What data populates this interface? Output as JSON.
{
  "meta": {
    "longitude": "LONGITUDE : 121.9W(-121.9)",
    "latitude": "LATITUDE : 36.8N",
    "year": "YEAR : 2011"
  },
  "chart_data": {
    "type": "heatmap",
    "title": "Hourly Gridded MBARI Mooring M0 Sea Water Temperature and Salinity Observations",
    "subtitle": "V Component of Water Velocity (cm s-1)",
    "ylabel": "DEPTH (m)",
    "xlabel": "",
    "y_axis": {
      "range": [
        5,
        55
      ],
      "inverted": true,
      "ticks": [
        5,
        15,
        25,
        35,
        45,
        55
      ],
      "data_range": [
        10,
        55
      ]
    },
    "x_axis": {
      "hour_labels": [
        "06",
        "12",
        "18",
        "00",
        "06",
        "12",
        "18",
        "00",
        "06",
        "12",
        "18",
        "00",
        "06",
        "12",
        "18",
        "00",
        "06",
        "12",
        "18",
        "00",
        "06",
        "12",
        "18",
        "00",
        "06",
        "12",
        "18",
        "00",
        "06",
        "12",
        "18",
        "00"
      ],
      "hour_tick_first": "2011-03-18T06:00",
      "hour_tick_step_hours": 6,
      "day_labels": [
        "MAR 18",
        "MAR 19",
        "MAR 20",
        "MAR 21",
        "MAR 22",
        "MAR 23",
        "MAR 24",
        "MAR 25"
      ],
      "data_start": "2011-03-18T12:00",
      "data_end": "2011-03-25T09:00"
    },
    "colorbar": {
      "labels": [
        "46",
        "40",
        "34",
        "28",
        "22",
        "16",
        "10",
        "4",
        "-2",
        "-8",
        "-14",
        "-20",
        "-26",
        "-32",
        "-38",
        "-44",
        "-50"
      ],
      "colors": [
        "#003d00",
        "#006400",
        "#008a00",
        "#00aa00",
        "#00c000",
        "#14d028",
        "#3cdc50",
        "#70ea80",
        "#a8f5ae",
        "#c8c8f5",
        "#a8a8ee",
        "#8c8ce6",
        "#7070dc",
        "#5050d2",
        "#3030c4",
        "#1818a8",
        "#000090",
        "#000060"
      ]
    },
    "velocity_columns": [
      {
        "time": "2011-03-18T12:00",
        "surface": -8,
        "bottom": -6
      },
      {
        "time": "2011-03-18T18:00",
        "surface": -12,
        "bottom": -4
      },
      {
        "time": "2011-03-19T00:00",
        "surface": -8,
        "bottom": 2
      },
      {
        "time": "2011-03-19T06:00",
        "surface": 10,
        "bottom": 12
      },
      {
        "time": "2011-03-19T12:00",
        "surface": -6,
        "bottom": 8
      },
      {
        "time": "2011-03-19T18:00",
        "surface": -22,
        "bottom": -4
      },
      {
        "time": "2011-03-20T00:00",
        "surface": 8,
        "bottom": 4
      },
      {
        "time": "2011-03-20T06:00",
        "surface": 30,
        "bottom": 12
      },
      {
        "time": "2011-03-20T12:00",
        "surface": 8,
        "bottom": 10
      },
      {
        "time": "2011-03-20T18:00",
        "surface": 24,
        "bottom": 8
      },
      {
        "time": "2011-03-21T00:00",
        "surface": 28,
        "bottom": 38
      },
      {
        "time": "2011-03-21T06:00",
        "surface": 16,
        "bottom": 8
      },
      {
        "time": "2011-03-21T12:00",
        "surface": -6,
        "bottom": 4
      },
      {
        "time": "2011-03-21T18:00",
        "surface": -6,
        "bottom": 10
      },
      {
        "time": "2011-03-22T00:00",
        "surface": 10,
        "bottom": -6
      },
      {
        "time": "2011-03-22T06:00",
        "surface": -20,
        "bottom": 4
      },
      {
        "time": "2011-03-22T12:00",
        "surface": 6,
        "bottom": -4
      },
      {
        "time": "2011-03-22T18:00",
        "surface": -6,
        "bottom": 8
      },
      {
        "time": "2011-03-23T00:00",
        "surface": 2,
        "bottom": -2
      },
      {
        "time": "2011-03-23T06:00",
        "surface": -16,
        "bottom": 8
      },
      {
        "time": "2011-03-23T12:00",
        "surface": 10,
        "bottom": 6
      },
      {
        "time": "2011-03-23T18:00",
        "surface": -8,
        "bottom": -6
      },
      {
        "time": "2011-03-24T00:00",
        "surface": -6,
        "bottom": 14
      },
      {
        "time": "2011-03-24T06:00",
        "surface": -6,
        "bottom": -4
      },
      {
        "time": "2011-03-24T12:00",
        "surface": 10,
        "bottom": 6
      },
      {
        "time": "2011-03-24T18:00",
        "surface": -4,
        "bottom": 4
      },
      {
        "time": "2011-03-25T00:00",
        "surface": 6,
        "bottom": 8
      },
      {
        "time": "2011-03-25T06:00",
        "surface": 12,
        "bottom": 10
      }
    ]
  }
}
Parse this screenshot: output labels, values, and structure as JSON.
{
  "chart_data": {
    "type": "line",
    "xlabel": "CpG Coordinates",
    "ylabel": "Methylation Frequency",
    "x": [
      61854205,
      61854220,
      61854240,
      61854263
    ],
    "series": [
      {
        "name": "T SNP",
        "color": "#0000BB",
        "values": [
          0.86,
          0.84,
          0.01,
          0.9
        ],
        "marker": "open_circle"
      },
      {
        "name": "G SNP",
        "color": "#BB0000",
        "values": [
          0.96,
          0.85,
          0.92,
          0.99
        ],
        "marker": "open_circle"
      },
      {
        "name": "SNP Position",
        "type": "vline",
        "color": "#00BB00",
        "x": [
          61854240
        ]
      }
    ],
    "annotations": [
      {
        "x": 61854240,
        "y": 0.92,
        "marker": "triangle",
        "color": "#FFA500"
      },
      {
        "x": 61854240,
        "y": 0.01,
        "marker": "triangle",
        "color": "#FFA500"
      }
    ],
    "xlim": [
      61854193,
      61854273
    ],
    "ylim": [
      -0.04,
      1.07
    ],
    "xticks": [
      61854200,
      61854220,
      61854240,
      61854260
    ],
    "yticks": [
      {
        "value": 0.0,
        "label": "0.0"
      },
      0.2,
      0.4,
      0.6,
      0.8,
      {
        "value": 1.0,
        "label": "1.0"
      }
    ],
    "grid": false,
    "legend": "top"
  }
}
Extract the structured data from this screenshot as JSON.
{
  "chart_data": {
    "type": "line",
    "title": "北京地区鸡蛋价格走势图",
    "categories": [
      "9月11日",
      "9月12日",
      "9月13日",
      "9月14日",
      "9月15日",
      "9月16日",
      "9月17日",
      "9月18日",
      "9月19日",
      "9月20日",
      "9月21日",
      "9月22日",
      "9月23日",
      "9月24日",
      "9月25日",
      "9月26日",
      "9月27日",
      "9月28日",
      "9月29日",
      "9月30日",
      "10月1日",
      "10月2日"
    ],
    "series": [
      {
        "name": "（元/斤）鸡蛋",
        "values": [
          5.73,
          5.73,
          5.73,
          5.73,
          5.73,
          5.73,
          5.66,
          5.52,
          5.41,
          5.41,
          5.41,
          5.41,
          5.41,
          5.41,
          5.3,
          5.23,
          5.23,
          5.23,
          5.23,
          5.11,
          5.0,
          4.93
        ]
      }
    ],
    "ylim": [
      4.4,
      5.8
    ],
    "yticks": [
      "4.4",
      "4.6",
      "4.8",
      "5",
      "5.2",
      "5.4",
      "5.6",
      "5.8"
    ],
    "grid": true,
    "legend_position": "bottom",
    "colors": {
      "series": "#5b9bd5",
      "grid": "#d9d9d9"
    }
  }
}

**Task description**. Extract all of the data above and output it character for character.

**The completed task**.
What data populates this interface? Output as JSON.
{
  "meta": {
    "longitude": "LONGITUDE : 121.9W(-121.9)",
    "latitude": "LATITUDE : 36.8N",
    "year": "YEAR : 2011"
  },
  "chart_data": {
    "type": "heatmap",
    "title": "Hourly Gridded MBARI Mooring M0 Sea Water Temperature and Salinity Observations",
    "subtitle": "V Component of Water Velocity (cm s-1)",
    "ylabel": "DEPTH (m)",
    "xlabel": "",
    "y_axis": {
      "range": [
        5,
        55
      ],
      "inverted": true,
      "ticks": [
        5,
        15,
        25,
        35,
        45,
        55
      ],
      "data_range": [
        10,
        55
      ]
    },
    "x_axis": {
      "hour_labels": [
        "06",
        "12",
        "18",
        "00",
        "06",
        "12",
        "18",
        "00",
        "06",
        "12",
        "18",
        "00",
        "06",
        "12",
        "18",
        "00",
        "06",
        "12",
        "18",
        "00",
        "06",
        "12",
        "18",
        "00",
        "06",
        "12",
        "18",
        "00",
        "06",
        "12",
        "18",
        "00"
      ],
      "hour_tick_first": "2011-03-18T06:00",
      "hour_tick_step_hours": 6,
      "day_labels": [
        "MAR 18",
        "MAR 19",
        "MAR 20",
        "MAR 21",
        "MAR 22",
        "MAR 23",
        "MAR 24",
        "MAR 25"
      ],
      "data_start": "2011-03-18T12:00",
      "data_end": "2011-03-25T09:00"
    },
    "colorbar": {
      "labels": [
        "46",
        "40",
        "34",
        "28",
        "22",
        "16",
        "10",
        "4",
        "-2",
        "-8",
        "-14",
        "-20",
        "-26",
        "-32",
        "-38",
        "-44",
        "-50"
      ],
      "colors": [
        "#003d00",
        "#006400",
        "#008a00",
        "#00aa00",
        "#00c000",
        "#14d028",
        "#3cdc50",
        "#70ea80",
        "#a8f5ae",
        "#c8c8f5",
        "#a8a8ee",
        "#8c8ce6",
        "#7070dc",
        "#5050d2",
        "#3030c4",
        "#1818a8",
        "#000090",
        "#000060"
      ]
    },
    "velocity_columns": [
      {
        "time": "2011-03-18T12:00",
        "surface": -8,
        "bottom": -6
      },
      {
        "time": "2011-03-18T18:00",
        "surface": -12,
        "bottom": -4
      },
      {
        "time": "2011-03-19T00:00",
        "surface": -8,
        "bottom": 2
      },
      {
        "time": "2011-03-19T06:00",
        "surface": 10,
        "bottom": 12
      },
      {
        "time": "2011-03-19T12:00",
        "surface": -6,
        "bottom": 8
      },
      {
        "time": "2011-03-19T18:00",
        "surface": -22,
        "bottom": -4
      },
      {
        "time": "2011-03-20T00:00",
        "surface": 8,
        "bottom": 4
      },
      {
        "time": "2011-03-20T06:00",
        "surface": 30,
        "bottom": 12
      },
      {
        "time": "2011-03-20T12:00",
        "surface": 8,
        "bottom": 10
      },
      {
        "time": "2011-03-20T18:00",
        "surface": 24,
        "bottom": 8
      },
      {
        "time": "2011-03-21T00:00",
        "surface": 28,
        "bottom": 38
      },
      {
        "time": "2011-03-21T06:00",
        "surface": 16,
        "bottom": 8
      },
      {
        "time": "2011-03-21T12:00",
        "surface": -6,
        "bottom": 4
      },
      {
        "time": "2011-03-21T18:00",
        "surface": -6,
        "bottom": 10
      },
      {
        "time": "2011-03-22T00:00",
        "surface": 10,
        "bottom": -6
      },
      {
        "time": "2011-03-22T06:00",
        "surface": -20,
        "bottom": 4
      },
      {
        "time": "2011-03-22T12:00",
        "surface": 6,
        "bottom": -4
      },
      {
        "time": "2011-03-22T18:00",
        "surface": -6,
        "bottom": 8
      },
      {
        "time": "2011-03-23T00:00",
        "surface": 2,
        "bottom": -2
      },
      {
        "time": "2011-03-23T06:00",
        "surface": -16,
        "bottom": 8
      },
      {
        "time": "2011-03-23T12:00",
        "surface": 10,
        "bottom": 6
      },
      {
        "time": "2011-03-23T18:00",
        "surface": -8,
        "bottom": -6
      },
      {
        "time": "2011-03-24T00:00",
        "surface": -6,
        "bottom": 14
      },
      {
        "time": "2011-03-24T06:00",
        "surface": -6,
        "bottom": -4
      },
      {
        "time": "2011-03-24T12:00",
        "surface": 10,
        "bottom": 6
      },
      {
        "time": "2011-03-24T18:00",
        "surface": -4,
        "bottom": 4
      },
      {
        "time": "2011-03-25T00:00",
        "surface": 6,
        "bottom": 8
      },
      {
        "time": "2011-03-25T06:00",
        "surface": 12,
        "bottom": 10
      }
    ]
  }
}
Parse this screenshot: output labels, values, and structure as JSON.
{
  "chart_data": {
    "type": "line",
    "xlabel": "CpG Coordinates",
    "ylabel": "Methylation Frequency",
    "x": [
      61854205,
      61854220,
      61854240,
      61854263
    ],
    "series": [
      {
        "name": "T SNP",
        "color": "#0000BB",
        "values": [
          0.86,
          0.84,
          0.01,
          0.9
        ],
        "marker": "open_circle"
      },
      {
        "name": "G SNP",
        "color": "#BB0000",
        "values": [
          0.96,
          0.85,
          0.92,
          0.99
        ],
        "marker": "open_circle"
      },
      {
        "name": "SNP Position",
        "type": "vline",
        "color": "#00BB00",
        "x": [
          61854240
        ]
      }
    ],
    "annotations": [
      {
        "x": 61854240,
        "y": 0.92,
        "marker": "triangle",
        "color": "#FFA500"
      },
      {
        "x": 61854240,
        "y": 0.01,
        "marker": "triangle",
        "color": "#FFA500"
      }
    ],
    "xlim": [
      61854193,
      61854273
    ],
    "ylim": [
      -0.04,
      1.07
    ],
    "xticks": [
      61854200,
      61854220,
      61854240,
      61854260
    ],
    "yticks": [
      {
        "value": 0.0,
        "label": "0.0"
      },
      0.2,
      0.4,
      0.6,
      0.8,
      {
        "value": 1.0,
        "label": "1.0"
      }
    ],
    "grid": false,
    "legend": "top"
  }
}
Extract the structured data from this screenshot as JSON.
{
  "chart_data": {
    "type": "line",
    "title": "北京地区鸡蛋价格走势图",
    "categories": [
      "9月11日",
      "9月12日",
      "9月13日",
      "9月14日",
      "9月15日",
      "9月16日",
      "9月17日",
      "9月18日",
      "9月19日",
      "9月20日",
      "9月21日",
      "9月22日",
      "9月23日",
      "9月24日",
      "9月25日",
      "9月26日",
      "9月27日",
      "9月28日",
      "9月29日",
      "9月30日",
      "10月1日",
      "10月2日"
    ],
    "series": [
      {
        "name": "（元/斤）鸡蛋",
        "values": [
          5.73,
          5.73,
          5.73,
          5.73,
          5.73,
          5.73,
          5.66,
          5.52,
          5.41,
          5.41,
          5.41,
          5.41,
          5.41,
          5.41,
          5.3,
          5.23,
          5.23,
          5.23,
          5.23,
          5.11,
          5.0,
          4.93
        ]
      }
    ],
    "ylim": [
      4.4,
      5.8
    ],
    "yticks": [
      "4.4",
      "4.6",
      "4.8",
      "5",
      "5.2",
      "5.4",
      "5.6",
      "5.8"
    ],
    "grid": true,
    "legend_position": "bottom",
    "colors": {
      "series": "#5b9bd5",
      "grid": "#d9d9d9"
    }
  }
}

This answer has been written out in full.